Start of Entries shown

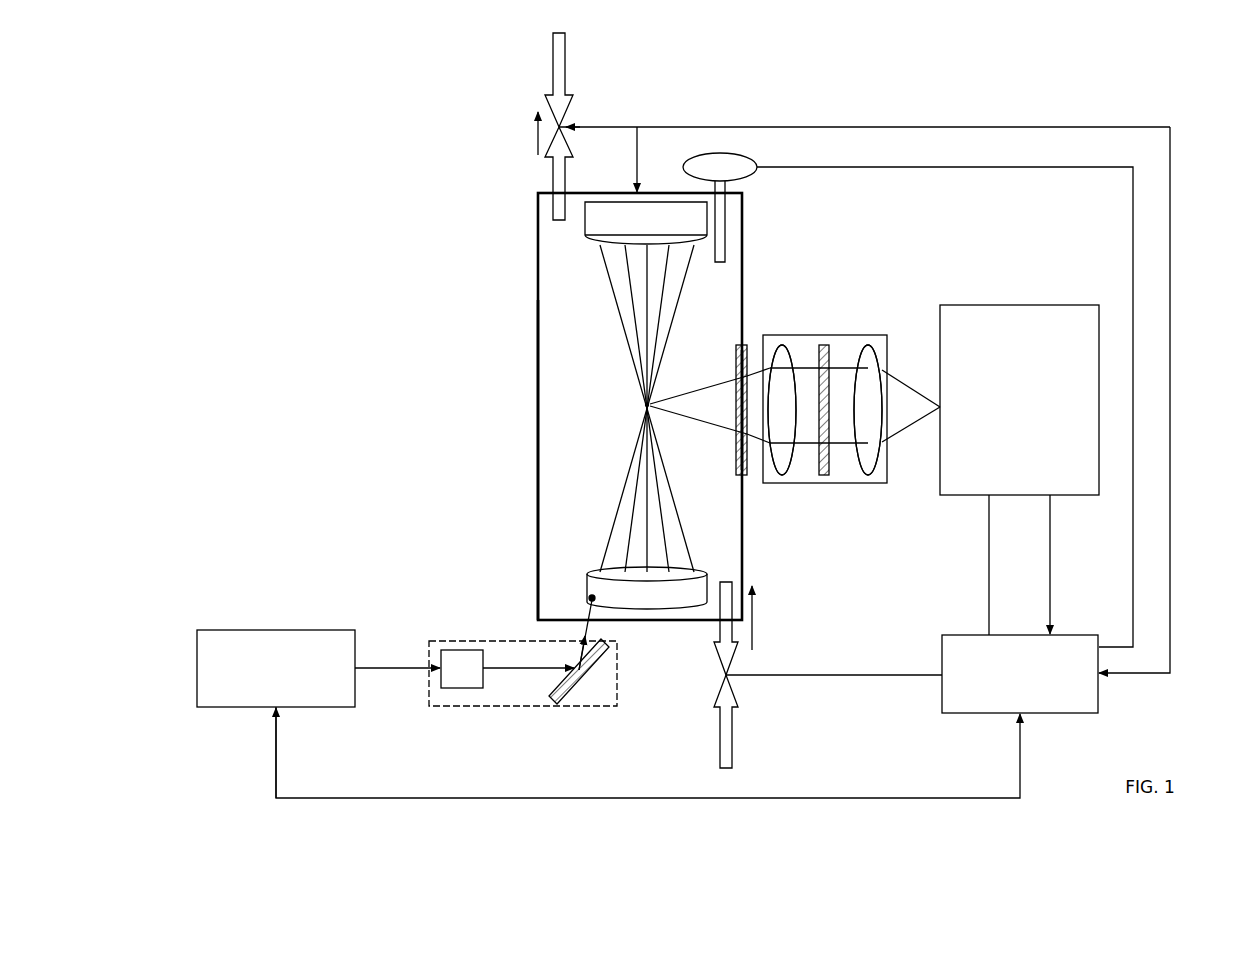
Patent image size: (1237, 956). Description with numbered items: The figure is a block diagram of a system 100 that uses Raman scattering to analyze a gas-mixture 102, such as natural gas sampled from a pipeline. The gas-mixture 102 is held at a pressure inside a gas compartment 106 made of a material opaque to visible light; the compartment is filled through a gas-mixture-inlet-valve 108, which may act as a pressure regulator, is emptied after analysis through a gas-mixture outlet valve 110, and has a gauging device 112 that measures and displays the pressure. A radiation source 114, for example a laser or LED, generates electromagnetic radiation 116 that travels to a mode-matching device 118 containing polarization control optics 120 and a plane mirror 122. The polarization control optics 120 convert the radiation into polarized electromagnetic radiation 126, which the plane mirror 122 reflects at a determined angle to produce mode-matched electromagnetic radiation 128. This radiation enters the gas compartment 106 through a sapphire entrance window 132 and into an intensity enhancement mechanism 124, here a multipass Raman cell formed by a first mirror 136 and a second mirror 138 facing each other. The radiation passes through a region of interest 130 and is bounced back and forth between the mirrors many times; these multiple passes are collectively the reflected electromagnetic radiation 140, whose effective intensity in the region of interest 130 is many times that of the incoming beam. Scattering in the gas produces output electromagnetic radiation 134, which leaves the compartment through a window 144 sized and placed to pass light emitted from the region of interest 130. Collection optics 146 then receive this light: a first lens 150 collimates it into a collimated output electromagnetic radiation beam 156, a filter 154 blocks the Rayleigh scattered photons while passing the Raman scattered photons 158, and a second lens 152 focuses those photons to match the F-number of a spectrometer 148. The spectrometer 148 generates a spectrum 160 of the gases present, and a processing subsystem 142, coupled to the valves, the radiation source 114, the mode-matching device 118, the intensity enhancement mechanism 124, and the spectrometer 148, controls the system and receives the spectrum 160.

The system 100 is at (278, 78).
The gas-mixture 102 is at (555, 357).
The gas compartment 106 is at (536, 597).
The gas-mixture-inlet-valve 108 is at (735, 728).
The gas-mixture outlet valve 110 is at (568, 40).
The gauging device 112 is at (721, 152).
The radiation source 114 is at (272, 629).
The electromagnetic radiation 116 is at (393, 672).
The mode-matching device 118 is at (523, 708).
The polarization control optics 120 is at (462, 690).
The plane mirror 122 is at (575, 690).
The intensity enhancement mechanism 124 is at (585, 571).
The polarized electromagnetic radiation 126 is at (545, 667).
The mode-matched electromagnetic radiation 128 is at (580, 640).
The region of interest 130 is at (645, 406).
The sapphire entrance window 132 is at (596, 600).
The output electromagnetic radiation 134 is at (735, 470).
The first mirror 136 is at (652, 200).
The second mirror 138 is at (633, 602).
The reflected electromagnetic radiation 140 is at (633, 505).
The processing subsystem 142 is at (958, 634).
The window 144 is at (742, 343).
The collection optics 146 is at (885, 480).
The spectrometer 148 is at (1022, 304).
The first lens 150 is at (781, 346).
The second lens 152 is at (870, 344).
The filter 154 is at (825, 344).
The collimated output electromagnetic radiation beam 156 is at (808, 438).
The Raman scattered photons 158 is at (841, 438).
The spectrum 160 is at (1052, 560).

End of Entries shown
Start of Entries shown

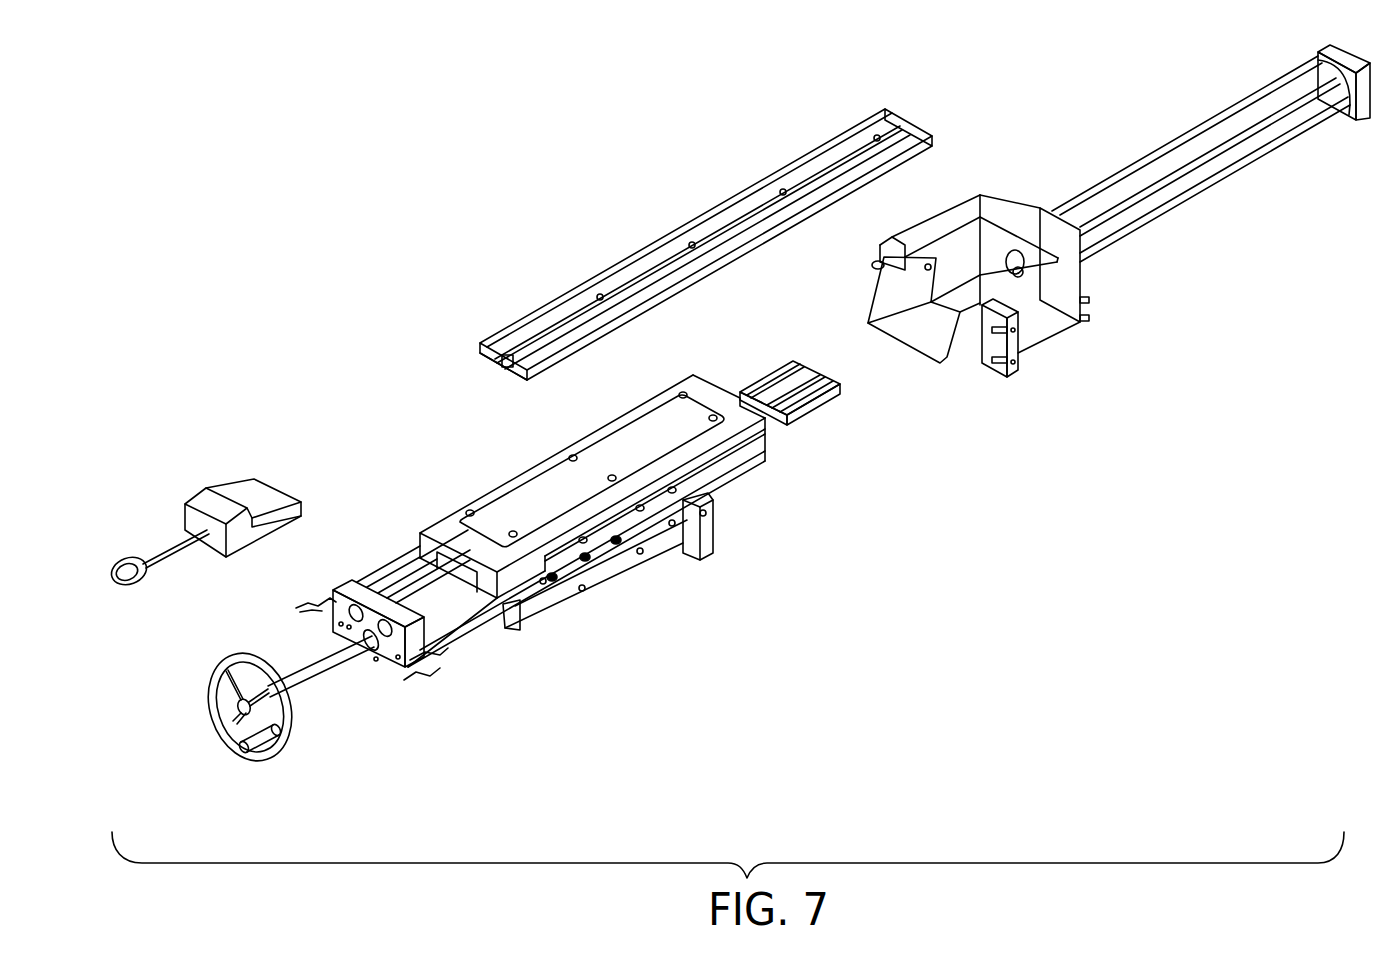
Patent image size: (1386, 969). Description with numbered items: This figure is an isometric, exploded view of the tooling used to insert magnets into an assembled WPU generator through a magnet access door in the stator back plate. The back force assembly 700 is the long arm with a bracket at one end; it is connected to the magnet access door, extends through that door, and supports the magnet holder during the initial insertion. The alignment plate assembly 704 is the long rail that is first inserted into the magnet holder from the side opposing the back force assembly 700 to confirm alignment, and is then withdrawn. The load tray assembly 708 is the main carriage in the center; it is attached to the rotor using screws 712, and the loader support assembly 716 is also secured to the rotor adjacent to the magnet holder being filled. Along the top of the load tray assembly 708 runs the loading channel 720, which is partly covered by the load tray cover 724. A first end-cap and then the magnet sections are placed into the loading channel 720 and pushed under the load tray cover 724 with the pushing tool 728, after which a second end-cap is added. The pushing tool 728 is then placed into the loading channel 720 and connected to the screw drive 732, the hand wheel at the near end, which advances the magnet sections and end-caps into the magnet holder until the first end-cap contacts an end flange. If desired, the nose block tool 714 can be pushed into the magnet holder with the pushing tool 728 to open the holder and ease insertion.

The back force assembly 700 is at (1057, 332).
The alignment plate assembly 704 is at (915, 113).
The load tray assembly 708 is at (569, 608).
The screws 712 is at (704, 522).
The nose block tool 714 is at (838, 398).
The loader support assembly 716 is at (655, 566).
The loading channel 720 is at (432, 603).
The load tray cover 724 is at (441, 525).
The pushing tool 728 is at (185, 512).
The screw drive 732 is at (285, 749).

End of Entries shown
Start of Entries shown

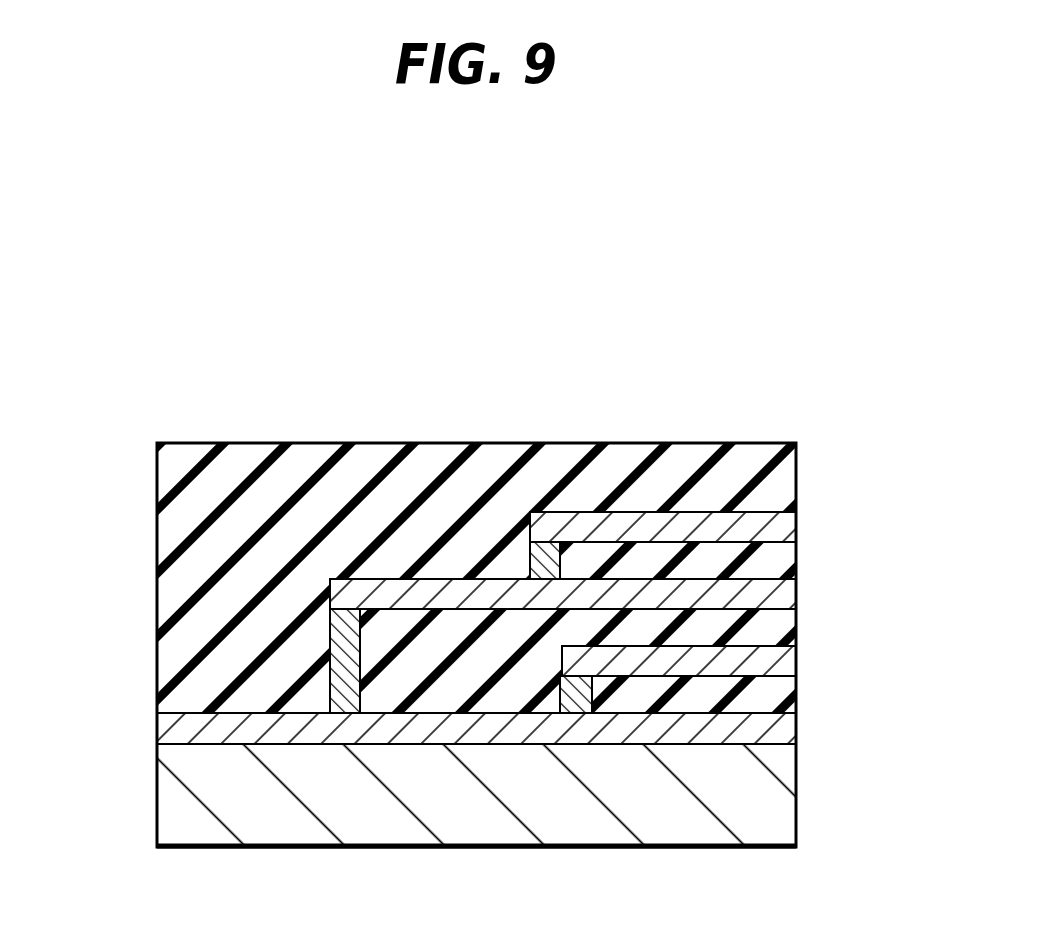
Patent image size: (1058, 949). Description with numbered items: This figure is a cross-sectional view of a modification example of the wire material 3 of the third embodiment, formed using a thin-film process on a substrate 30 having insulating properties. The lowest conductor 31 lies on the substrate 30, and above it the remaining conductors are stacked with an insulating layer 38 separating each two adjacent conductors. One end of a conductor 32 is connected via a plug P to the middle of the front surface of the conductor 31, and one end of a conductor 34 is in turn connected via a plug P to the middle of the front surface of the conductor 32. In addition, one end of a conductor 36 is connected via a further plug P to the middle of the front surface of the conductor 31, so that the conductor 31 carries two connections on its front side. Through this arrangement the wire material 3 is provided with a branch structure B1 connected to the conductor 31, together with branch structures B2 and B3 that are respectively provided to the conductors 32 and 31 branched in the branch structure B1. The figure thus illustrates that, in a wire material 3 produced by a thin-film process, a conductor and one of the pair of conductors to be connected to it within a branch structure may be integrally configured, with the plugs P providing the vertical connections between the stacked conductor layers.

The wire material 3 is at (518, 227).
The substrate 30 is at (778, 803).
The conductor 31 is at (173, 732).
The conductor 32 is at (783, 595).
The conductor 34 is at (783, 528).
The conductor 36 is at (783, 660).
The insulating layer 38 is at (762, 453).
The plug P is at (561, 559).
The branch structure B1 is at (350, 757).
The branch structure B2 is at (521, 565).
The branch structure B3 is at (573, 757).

End of Entries shown

- **Given task**:
Return the data from the line that contains "Patent image size: (1058, 949)." through the line that contains "The branch structure B3 is at (573, 757).", copying each line exactly.

- **Full solution**:
Patent image size: (1058, 949). Description with numbered items: This figure is a cross-sectional view of a modification example of the wire material 3 of the third embodiment, formed using a thin-film process on a substrate 30 having insulating properties. The lowest conductor 31 lies on the substrate 30, and above it the remaining conductors are stacked with an insulating layer 38 separating each two adjacent conductors. One end of a conductor 32 is connected via a plug P to the middle of the front surface of the conductor 31, and one end of a conductor 34 is in turn connected via a plug P to the middle of the front surface of the conductor 32. In addition, one end of a conductor 36 is connected via a further plug P to the middle of the front surface of the conductor 31, so that the conductor 31 carries two connections on its front side. Through this arrangement the wire material 3 is provided with a branch structure B1 connected to the conductor 31, together with branch structures B2 and B3 that are respectively provided to the conductors 32 and 31 branched in the branch structure B1. The figure thus illustrates that, in a wire material 3 produced by a thin-film process, a conductor and one of the pair of conductors to be connected to it within a branch structure may be integrally configured, with the plugs P providing the vertical connections between the stacked conductor layers.

The wire material 3 is at (518, 227).
The substrate 30 is at (778, 803).
The conductor 31 is at (173, 732).
The conductor 32 is at (783, 595).
The conductor 34 is at (783, 528).
The conductor 36 is at (783, 660).
The insulating layer 38 is at (762, 453).
The plug P is at (561, 559).
The branch structure B1 is at (350, 757).
The branch structure B2 is at (521, 565).
The branch structure B3 is at (573, 757).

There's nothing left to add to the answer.